**Exercise task:** Lines from the one containing "Convert this chart" through the end of the data are to be returned exactly, and no others.

-- start of Exercise input --

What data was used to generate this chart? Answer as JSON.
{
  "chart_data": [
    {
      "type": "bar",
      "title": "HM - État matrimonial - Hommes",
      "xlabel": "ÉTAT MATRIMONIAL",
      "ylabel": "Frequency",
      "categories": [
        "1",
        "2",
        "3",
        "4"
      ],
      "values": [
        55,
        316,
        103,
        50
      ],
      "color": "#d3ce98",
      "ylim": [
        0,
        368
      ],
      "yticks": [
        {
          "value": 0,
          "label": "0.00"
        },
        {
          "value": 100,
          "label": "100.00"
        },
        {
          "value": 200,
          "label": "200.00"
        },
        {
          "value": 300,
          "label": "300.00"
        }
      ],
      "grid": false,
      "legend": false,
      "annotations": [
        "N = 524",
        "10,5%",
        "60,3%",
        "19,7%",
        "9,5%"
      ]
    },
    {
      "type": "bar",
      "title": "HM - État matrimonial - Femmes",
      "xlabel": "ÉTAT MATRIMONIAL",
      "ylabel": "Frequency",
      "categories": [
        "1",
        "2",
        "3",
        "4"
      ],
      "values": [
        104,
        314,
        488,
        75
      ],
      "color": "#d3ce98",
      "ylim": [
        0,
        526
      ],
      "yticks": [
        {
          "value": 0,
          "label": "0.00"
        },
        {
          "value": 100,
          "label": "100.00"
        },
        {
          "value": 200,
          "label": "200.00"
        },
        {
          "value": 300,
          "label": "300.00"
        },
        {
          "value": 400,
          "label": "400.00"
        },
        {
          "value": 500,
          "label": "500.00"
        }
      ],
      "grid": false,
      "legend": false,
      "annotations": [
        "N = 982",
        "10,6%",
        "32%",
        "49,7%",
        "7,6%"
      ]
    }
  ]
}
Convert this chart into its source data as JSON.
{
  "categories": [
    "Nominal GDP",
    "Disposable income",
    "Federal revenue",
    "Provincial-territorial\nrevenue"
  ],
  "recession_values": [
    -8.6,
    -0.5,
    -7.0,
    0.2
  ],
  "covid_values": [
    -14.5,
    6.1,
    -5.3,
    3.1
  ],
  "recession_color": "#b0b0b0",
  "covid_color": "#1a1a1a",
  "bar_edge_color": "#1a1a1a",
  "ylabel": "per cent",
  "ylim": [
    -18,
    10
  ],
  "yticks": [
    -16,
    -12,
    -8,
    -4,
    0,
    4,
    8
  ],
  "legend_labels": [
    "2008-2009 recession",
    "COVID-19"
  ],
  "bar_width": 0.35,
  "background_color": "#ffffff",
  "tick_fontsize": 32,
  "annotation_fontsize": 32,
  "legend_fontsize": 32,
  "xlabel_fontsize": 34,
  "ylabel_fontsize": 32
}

-- end of Exercise input --

**Answer for the task:**
Convert this chart into its source data as JSON.
{
  "categories": [
    "Nominal GDP",
    "Disposable income",
    "Federal revenue",
    "Provincial-territorial\nrevenue"
  ],
  "recession_values": [
    -8.6,
    -0.5,
    -7.0,
    0.2
  ],
  "covid_values": [
    -14.5,
    6.1,
    -5.3,
    3.1
  ],
  "recession_color": "#b0b0b0",
  "covid_color": "#1a1a1a",
  "bar_edge_color": "#1a1a1a",
  "ylabel": "per cent",
  "ylim": [
    -18,
    10
  ],
  "yticks": [
    -16,
    -12,
    -8,
    -4,
    0,
    4,
    8
  ],
  "legend_labels": [
    "2008-2009 recession",
    "COVID-19"
  ],
  "bar_width": 0.35,
  "background_color": "#ffffff",
  "tick_fontsize": 32,
  "annotation_fontsize": 32,
  "legend_fontsize": 32,
  "xlabel_fontsize": 34,
  "ylabel_fontsize": 32
}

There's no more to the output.